Pull out the lines word for word. Start with the line that has "tweet-actions: 1 2 <box>114 289 794 319</box>", and stop after the line that has "phone-number: +250 720".

※

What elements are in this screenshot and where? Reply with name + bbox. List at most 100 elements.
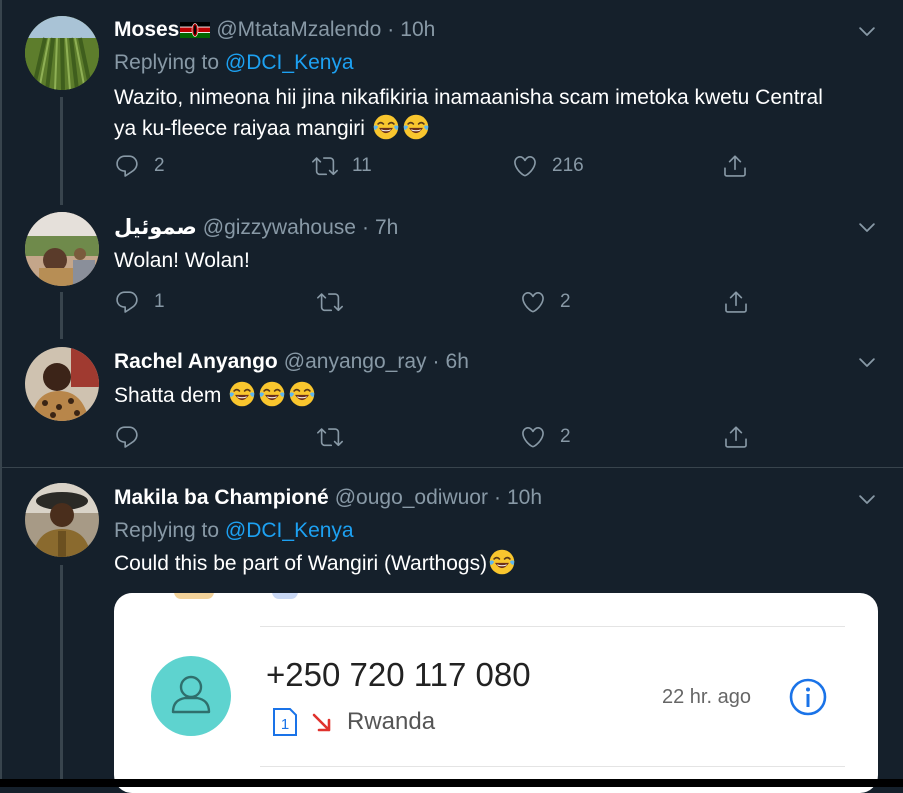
tweet-actions: 1 2 <box>114 289 794 319</box>
tweet-text: Wolan! Wolan! <box>114 249 250 272</box>
tweet-text: Could this be part of Wangiri (Warthogs) <box>114 548 884 579</box>
reply-count: 2 <box>154 155 165 176</box>
tweet-actions: 2 <box>114 424 794 454</box>
like-count: 2 <box>560 426 571 447</box>
tweet-media-image[interactable]: +250 720 117 080 1 Rwanda 22 hr. ago <box>114 593 878 793</box>
share-button[interactable] <box>722 153 748 179</box>
retweet-button[interactable]: 11 <box>312 153 372 179</box>
phone-number: +250 720 117 080 <box>266 656 531 693</box>
thread-line <box>60 97 63 205</box>
reply-button[interactable]: 2 <box>114 153 165 179</box>
display-name[interactable]: Moses <box>114 18 179 42</box>
share-icon <box>723 424 749 450</box>
chevron-down-icon[interactable] <box>856 20 878 42</box>
call-country: Rwanda <box>347 708 436 735</box>
avatar[interactable] <box>25 212 99 286</box>
reply-count: 1 <box>154 291 165 312</box>
timestamp[interactable]: 10h <box>400 18 435 42</box>
share-button[interactable] <box>723 289 749 315</box>
tweet-moses[interactable]: Moses @MtataMzalendo · 10h Replying to @… <box>0 0 903 205</box>
user-handle[interactable]: @gizzywahouse <box>203 216 356 240</box>
face-with-tears-of-joy-icon <box>402 113 430 141</box>
face-with-tears-of-joy-icon <box>488 548 516 576</box>
face-with-tears-of-joy-icon <box>228 380 256 408</box>
retweet-icon <box>317 424 343 450</box>
reply-button[interactable]: 1 <box>114 289 165 315</box>
mention-link[interactable]: @DCI_Kenya <box>225 51 354 74</box>
user-handle[interactable]: @anyango_ray <box>284 350 427 374</box>
reply-icon <box>114 289 140 315</box>
user-handle[interactable]: @ougo_odiwuor <box>335 486 488 510</box>
retweet-count: 11 <box>352 155 372 176</box>
display-name[interactable]: صموئيل <box>114 215 197 240</box>
window-bottom-edge <box>0 779 903 787</box>
tweet-header: Makila ba Championé @ougo_odiwuor · 10h <box>114 486 542 510</box>
person-icon <box>171 675 211 714</box>
like-count: 2 <box>560 291 571 312</box>
retweet-icon <box>317 289 343 315</box>
separator-dot: · <box>387 18 395 41</box>
call-time-ago: 22 hr. ago <box>662 686 751 708</box>
reply-button[interactable] <box>114 424 154 450</box>
retweet-button[interactable] <box>317 289 357 315</box>
timestamp[interactable]: 10h <box>507 486 542 510</box>
separator-dot: · <box>432 350 440 373</box>
chevron-down-icon[interactable] <box>856 216 878 238</box>
share-icon <box>722 153 748 179</box>
share-button[interactable] <box>723 424 749 450</box>
display-name[interactable]: Rachel Anyango <box>114 350 278 374</box>
mention-link[interactable]: @DCI_Kenya <box>225 519 354 542</box>
avatar[interactable] <box>25 347 99 421</box>
face-with-tears-of-joy-icon <box>258 380 286 408</box>
like-button[interactable]: 2 <box>520 424 571 450</box>
heart-icon <box>520 289 546 315</box>
info-icon <box>789 678 827 716</box>
chevron-down-icon[interactable] <box>856 351 878 373</box>
reply-icon <box>114 153 140 179</box>
like-button[interactable]: 216 <box>512 153 584 179</box>
chevron-down-icon[interactable] <box>856 488 878 510</box>
replying-to-label: Replying to <box>114 519 220 542</box>
user-handle[interactable]: @MtataMzalendo <box>216 18 381 42</box>
face-with-tears-of-joy-icon <box>288 380 316 408</box>
divider-line <box>260 626 845 627</box>
avatar[interactable] <box>25 483 99 557</box>
tweet-text: Wazito, nimeona hii jina nikafikiria ina… <box>114 82 884 144</box>
display-name[interactable]: Makila ba Championé <box>114 486 329 510</box>
timestamp[interactable]: 7h <box>375 216 398 240</box>
contact-avatar <box>151 656 231 736</box>
share-icon <box>723 289 749 315</box>
tweet-text-line: Wazito, nimeona hii jina nikafikiria ina… <box>114 86 823 109</box>
tweet-gizzywahouse[interactable]: صموئيل @gizzywahouse · 7h Wolan! Wolan! … <box>0 200 903 339</box>
tweet-actions: 2 11 216 <box>114 153 794 183</box>
missed-call-arrow-icon <box>312 713 331 732</box>
twitter-thread-view: Moses @MtataMzalendo · 10h Replying to @… <box>0 0 903 793</box>
replying-to: Replying to @DCI_Kenya <box>114 519 354 543</box>
retweet-button[interactable] <box>317 424 357 450</box>
replying-to-label: Replying to <box>114 51 220 74</box>
face-with-tears-of-joy-icon <box>372 113 400 141</box>
tweet-text: Shatta dem <box>114 380 884 411</box>
cropped-content <box>272 593 298 599</box>
tweet-text-line: Shatta dem <box>114 384 222 407</box>
kenya-flag-icon <box>180 22 211 38</box>
heart-icon <box>512 153 538 179</box>
tweet-text-line: ya ku-fleece raiyaa mangiri <box>114 117 365 140</box>
like-button[interactable]: 2 <box>520 289 571 315</box>
sim-number: 1 <box>281 716 289 733</box>
tweet-anyango-ray[interactable]: Rachel Anyango @anyango_ray · 6h Shatta … <box>0 335 903 468</box>
replying-to: Replying to @DCI_Kenya <box>114 51 354 75</box>
thread-line <box>60 565 63 779</box>
avatar[interactable] <box>25 16 99 90</box>
heart-icon <box>520 424 546 450</box>
thread-line <box>60 292 63 339</box>
cropped-content <box>174 593 214 599</box>
reply-icon <box>114 424 140 450</box>
tweet-header: Rachel Anyango @anyango_ray · 6h <box>114 350 469 374</box>
tweet-header: صموئيل @gizzywahouse · 7h <box>114 215 398 240</box>
sim-card-icon: 1 <box>273 708 297 736</box>
separator-dot: · <box>361 215 369 239</box>
divider-line <box>260 766 845 767</box>
tweet-header: Moses @MtataMzalendo · 10h <box>114 18 435 42</box>
timestamp[interactable]: 6h <box>446 350 469 374</box>
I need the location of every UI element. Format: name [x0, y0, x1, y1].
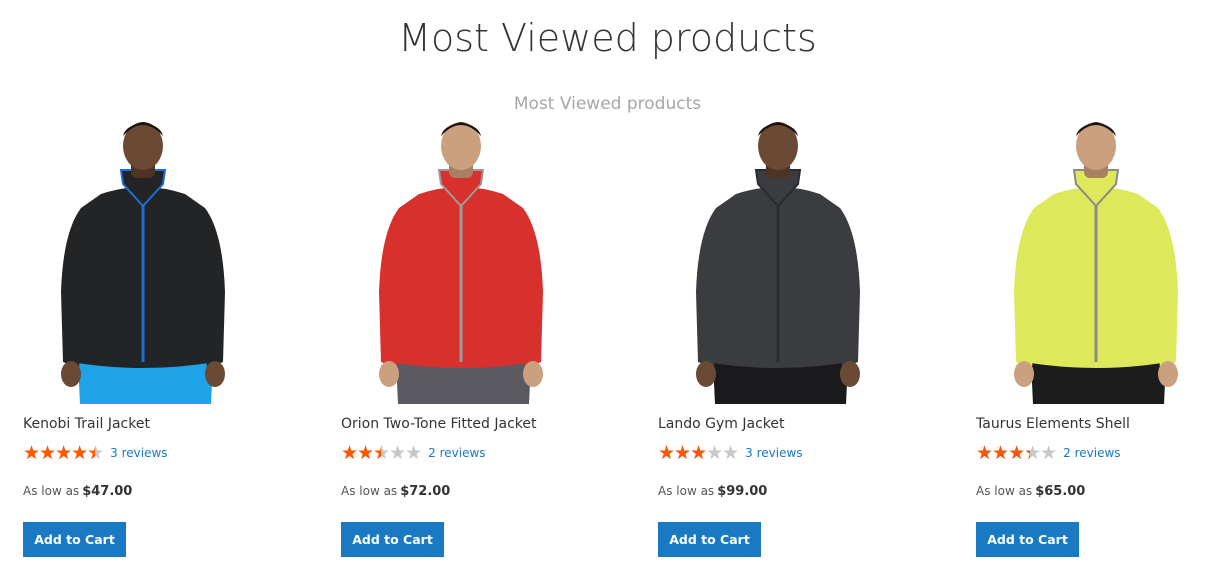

※

▶ Completed task:
tweet-actions: 1 2 <box>114 289 794 319</box>
tweet-text: Wolan! Wolan! <box>114 249 250 272</box>
tweet-text: Could this be part of Wangiri (Warthogs) <box>114 548 884 579</box>
reply-count: 2 <box>154 155 165 176</box>
tweet-actions: 2 <box>114 424 794 454</box>
like-count: 2 <box>560 426 571 447</box>
tweet-media-image[interactable]: +250 720 117 080 1 Rwanda 22 hr. ago <box>114 593 878 793</box>
share-button[interactable] <box>722 153 748 179</box>
retweet-button[interactable]: 11 <box>312 153 372 179</box>
phone-number: +250 720 117 080 <box>266 656 531 693</box>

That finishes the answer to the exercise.